SUPPLIED TEXT
===============
Peter Ford, a former US Air Force fighter pilot who is now an executive with Raytheon, wrote about the significance of the Osirak attack in a thesis at the US Naval Postgraduate School in 2004. Ford wrote the attack was “valuable primarily for two purposes: buying time and gaining international attention. Second, the strike provided a one-time benefit for Israel..." Ford remarked that Israel had attempted to use diplomatic means to dissuade countries from supplying nuclear technology to Iraq for seven years.
The attack on Osirak involved the need for the F-16 attack aircraft and their F-15 escort fighters to fly at low level over Jordan and Saudi Arabia to avoid radar detection. King Hussein, who was ruling Jordan at the time, had close ties to Saddam Hussein and almost wrecked the Israeli operation.
Air Force Magazine in 2012 noted, "King Hussein of Jordan, aboard his yacht in the Gulf of Aqaba, saw the F-16s pass by, headed east. Hussein, a pilot himself, recognized what they were. He sent a warning message to Iraq, but it was never received by anyone in authority."
Israeli versions of the King Hussein episode vary. Israel Defense, a defence website, in 2011 claimed King Hussein's call was intercepted by Israeli intelligence. "He [King Hussein] rushed a call through from this yacht to the Jordanian military staff in Amman and ordered them to warn the Iraqis that Israeli planes were screaming in their direction. The other side affirmed that it received the message and promised to convey it to the Iraqis. Hussein did not know, according to foreign sources, that the person on the other end of the line was not a Jordanian officer, but an Arabic-speaker from Israeli intelligence. The warning, probably, never reached its destination," Israel Defense claimed.
'Grace of God'
The attack on Osirak remains an incident analysed by military experts for the overwhelming odds the Israeli Air Force faced. The least of which was the distance of around 600 miles to the target area. Noting that no air defence missiles or guns had "touched" the Israeli F-16s, then prime minister Menachem Begin once attributed the success of the Osirak attack to the "grace of God".
In 2007, the Israeli Air Force destroyed another under-construction nuclear reactor, this time in Syria. And over the past 20 years, there have been plenty of warnings from Israel that it would not stand by if Iran attempted to acquire nuclear weapons. The success and limitations of the Osirak attack continue to have reverberations. The Osirak attack was cited as a model of the doctrine of pre-emption in the wake of the September 11 attacks in 2001. Proponents of the theory point to the complications the region would have faced if Saddam Hussein developed nuclear weapons.
And the reverberations of the Osirak attack exist not only in the Middle East. Pakistan claimed the Indian Air Force had planned to launch an Osirak-style attack on its nuclear facilities in the 1980s.
===============
STATED PROBLEM 1
In the Osirak passage, where was King Hussein when he saw the F-16s pass by?
The passage and the entries are unrelated to each other.

(Layout annotation records)
===============
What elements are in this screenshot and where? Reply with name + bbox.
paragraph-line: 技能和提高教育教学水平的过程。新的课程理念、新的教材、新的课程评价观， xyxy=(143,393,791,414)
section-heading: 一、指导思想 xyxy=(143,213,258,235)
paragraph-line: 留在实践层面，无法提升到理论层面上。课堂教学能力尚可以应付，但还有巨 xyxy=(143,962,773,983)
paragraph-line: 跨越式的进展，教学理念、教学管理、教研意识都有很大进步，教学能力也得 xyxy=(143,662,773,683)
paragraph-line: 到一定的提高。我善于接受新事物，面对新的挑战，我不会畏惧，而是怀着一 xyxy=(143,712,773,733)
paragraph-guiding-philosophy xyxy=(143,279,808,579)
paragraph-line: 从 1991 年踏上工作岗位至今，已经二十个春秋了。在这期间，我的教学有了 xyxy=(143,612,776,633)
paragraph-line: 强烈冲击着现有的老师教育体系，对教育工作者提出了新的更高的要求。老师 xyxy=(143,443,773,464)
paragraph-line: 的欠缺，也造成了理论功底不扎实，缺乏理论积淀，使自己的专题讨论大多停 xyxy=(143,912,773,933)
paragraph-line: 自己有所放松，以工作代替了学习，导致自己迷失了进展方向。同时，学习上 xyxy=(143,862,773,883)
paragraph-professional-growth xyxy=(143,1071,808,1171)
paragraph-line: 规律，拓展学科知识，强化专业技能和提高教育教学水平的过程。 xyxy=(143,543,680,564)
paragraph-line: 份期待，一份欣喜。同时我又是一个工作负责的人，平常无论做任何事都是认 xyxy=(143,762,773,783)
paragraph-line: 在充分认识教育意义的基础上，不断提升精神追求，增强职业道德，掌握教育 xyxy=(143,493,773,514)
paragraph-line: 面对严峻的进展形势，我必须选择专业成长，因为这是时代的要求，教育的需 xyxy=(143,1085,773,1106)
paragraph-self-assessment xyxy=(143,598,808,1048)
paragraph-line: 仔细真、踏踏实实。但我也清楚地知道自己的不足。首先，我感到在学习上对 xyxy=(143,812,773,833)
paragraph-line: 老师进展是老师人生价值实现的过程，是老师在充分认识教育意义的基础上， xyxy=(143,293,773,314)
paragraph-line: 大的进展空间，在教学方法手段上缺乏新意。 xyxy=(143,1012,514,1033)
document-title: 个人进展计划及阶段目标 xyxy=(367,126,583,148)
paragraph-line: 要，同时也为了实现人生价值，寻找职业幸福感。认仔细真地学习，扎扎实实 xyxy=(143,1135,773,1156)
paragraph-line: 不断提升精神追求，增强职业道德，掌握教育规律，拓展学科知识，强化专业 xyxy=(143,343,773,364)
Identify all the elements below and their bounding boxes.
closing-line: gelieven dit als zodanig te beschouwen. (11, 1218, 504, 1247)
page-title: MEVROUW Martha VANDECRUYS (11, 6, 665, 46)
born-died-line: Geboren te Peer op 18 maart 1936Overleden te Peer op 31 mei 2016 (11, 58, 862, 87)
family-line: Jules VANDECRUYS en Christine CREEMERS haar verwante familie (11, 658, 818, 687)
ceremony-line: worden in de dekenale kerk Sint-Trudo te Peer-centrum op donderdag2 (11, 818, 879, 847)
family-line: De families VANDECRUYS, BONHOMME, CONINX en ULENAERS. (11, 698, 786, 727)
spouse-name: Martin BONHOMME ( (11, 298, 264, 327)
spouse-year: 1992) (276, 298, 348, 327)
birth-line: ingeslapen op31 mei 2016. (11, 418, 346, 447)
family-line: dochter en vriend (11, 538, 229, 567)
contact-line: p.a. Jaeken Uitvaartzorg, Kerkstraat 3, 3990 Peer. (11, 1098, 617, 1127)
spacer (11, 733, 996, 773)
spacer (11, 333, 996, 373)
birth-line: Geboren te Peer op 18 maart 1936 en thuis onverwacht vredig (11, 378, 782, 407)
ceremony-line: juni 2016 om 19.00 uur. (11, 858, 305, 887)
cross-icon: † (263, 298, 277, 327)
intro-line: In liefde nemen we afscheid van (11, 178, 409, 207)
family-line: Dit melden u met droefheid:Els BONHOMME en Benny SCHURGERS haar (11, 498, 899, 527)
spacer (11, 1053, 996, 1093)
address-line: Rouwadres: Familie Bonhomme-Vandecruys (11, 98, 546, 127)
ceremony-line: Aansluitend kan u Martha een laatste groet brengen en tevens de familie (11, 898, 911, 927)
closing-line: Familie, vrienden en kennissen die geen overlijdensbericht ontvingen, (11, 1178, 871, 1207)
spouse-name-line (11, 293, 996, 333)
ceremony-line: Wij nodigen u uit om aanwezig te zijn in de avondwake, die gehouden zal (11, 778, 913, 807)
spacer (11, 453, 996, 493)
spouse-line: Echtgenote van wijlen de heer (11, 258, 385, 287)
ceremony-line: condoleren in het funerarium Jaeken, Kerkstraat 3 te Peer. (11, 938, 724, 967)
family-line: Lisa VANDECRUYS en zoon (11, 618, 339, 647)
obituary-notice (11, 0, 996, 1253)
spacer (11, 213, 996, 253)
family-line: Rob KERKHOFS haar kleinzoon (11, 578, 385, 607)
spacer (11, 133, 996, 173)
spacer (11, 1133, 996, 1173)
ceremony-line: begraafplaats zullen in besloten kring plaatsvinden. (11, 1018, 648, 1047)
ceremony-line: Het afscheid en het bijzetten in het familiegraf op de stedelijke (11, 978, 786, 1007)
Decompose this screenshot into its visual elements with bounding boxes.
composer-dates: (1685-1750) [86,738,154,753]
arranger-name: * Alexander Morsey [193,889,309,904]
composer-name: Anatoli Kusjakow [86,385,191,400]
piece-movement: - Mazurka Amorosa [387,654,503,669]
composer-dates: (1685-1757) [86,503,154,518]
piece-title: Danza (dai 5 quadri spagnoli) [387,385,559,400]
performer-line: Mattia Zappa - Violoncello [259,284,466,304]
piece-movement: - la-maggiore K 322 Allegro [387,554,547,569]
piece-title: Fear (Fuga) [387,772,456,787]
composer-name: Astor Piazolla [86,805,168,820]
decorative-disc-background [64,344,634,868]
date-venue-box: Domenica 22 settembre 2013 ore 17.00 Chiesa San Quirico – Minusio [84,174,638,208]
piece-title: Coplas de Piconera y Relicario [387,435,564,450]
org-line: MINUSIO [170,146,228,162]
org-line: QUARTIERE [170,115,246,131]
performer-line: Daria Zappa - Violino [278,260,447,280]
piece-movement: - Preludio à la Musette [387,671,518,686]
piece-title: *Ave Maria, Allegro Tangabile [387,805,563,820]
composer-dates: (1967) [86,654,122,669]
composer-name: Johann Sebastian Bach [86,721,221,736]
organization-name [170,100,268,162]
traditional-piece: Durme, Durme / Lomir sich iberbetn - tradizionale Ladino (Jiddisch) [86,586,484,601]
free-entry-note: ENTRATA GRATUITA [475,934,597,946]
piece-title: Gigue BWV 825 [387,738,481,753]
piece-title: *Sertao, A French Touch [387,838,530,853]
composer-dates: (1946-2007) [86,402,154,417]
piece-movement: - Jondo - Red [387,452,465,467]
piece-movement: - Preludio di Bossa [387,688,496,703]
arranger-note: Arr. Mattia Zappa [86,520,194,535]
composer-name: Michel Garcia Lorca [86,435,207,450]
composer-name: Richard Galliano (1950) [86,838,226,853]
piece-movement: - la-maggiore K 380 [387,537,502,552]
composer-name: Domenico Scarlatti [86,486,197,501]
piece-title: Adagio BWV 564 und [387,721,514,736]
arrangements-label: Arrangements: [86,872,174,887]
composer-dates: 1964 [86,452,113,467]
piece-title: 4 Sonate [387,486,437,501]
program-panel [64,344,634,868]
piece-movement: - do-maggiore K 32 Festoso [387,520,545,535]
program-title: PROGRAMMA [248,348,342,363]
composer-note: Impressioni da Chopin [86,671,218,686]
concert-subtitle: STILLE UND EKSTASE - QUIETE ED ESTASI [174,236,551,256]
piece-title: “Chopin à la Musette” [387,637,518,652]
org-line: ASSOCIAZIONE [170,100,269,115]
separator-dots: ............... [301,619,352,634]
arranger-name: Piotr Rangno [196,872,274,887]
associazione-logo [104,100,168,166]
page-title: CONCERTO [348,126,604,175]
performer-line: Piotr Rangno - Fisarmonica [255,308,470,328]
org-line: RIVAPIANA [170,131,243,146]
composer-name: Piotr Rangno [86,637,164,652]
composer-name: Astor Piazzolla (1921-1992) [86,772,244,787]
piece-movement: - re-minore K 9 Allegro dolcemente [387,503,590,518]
===============
STATED PROBLEM 2
Please write out the part of the entries that opens with their first line and closes with the line containing "paragraph-guiding-philosophy xyxy=(143,279,808,579)", including both of those lines.

RESPONSE 1
Aboard his yacht in the Gulf of Aqaba.

RESPONSE 2
What elements are in this screenshot and where? Reply with name + bbox.
paragraph-line: 技能和提高教育教学水平的过程。新的课程理念、新的教材、新的课程评价观， xyxy=(143,393,791,414)
section-heading: 一、指导思想 xyxy=(143,213,258,235)
paragraph-line: 留在实践层面，无法提升到理论层面上。课堂教学能力尚可以应付，但还有巨 xyxy=(143,962,773,983)
paragraph-line: 跨越式的进展，教学理念、教学管理、教研意识都有很大进步，教学能力也得 xyxy=(143,662,773,683)
paragraph-line: 到一定的提高。我善于接受新事物，面对新的挑战，我不会畏惧，而是怀着一 xyxy=(143,712,773,733)
paragraph-guiding-philosophy xyxy=(143,279,808,579)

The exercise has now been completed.